* [Exercise requirements]:
1. Using the force_insert passage, answer each question on its own line:
(a) Which lines of consumer.rs hold the force_insert deadlock-break?
(b) Under what entry, and in which file, is this branch noted as a known smell?
(c) What does recommended follow-up G3 call for?
2. Carry the force_insert passage forward with a few more sentences, beginning right after its last one.

* [Quoted passage]:
'''

The current code includes a force_insert deadlock-break at consumer.rs:191-194 for the case where the buffer is full but the head is still missing. This branch is a known smell (see project_consumer_force_insert_smell in MEMORY.md). For receive-side delta apply, where wire-order is mandatory, force_insert must be either removed or gated behind a guarantee that it never fires during ordered operation. The wire-format audit’s recommended follow-up G3 at docs/audits/parallel-dispatch-wire-format-verification.md:273-293 calls for a deterministic test that pins the head sequence and verifies the resulting delivery order. That test must exist and prove force_insert does not violate the wire-order contract before this design can ship as the default path.

'''

* [Provided data]:
'''

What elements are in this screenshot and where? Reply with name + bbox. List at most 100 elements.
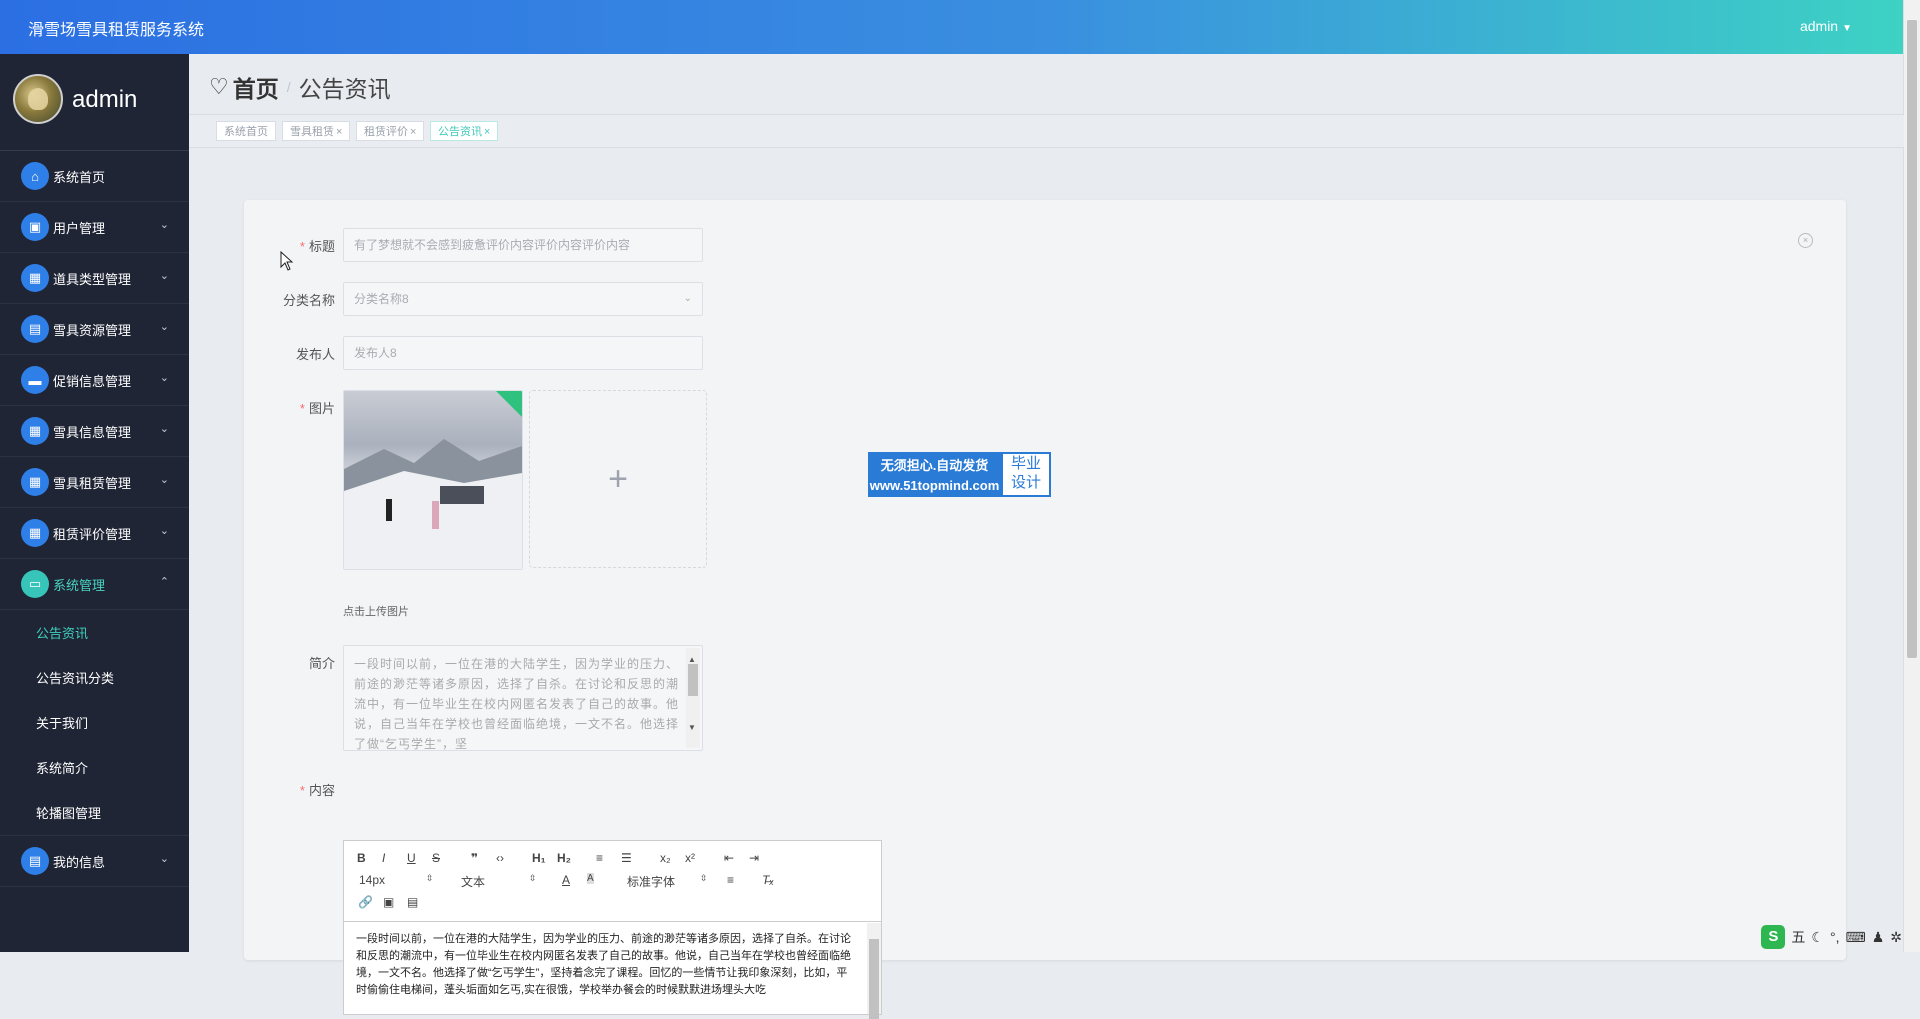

'''

* [Responses by task]:
1.
(a) Lines 191-194.
(b) The entry project_consumer_force_insert_smell in MEMORY.md.
(c) A deterministic test that pins the head sequence and verifies the resulting delivery order.

2.
4.3 Slow filesystem worst case

A pathological slow destination (NFS at 1 MB/s under network loss, for example) under parallel apply collapses to the sequential rate plus queueing overhead. The bounded queue and reorder buffer cap memory at O(capacity * avg_file_size). The producer stalls behind the channel, the TCP window closes, and the sender pauses. No memory growth, no buffer bloat. The only added cost is the queue + reorder slab allocation, which is O(capacity) regardless of transfer size.

4.4 Per-file size variance

A 64-file transfer with one 10 GB file and 63 1 KB files would stall the reorder buffer behind the 10 GB worker. The ReorderBuffer capacity must be large enough to hold the 63 completed small files while waiting for the head sequence. adaptive_capacity already accounts for this by giving small-file workloads an 8x multiplier at delta_pipeline.rs:284-292. For mixed workloads, the bypass-reorder variant (spawn_bypass at consumer.rs:142-145) is an escape hatch that delivers results in completion order - but only safe when downstream ordering is unnecessary, which is not the case for the receiver’s wire-output path.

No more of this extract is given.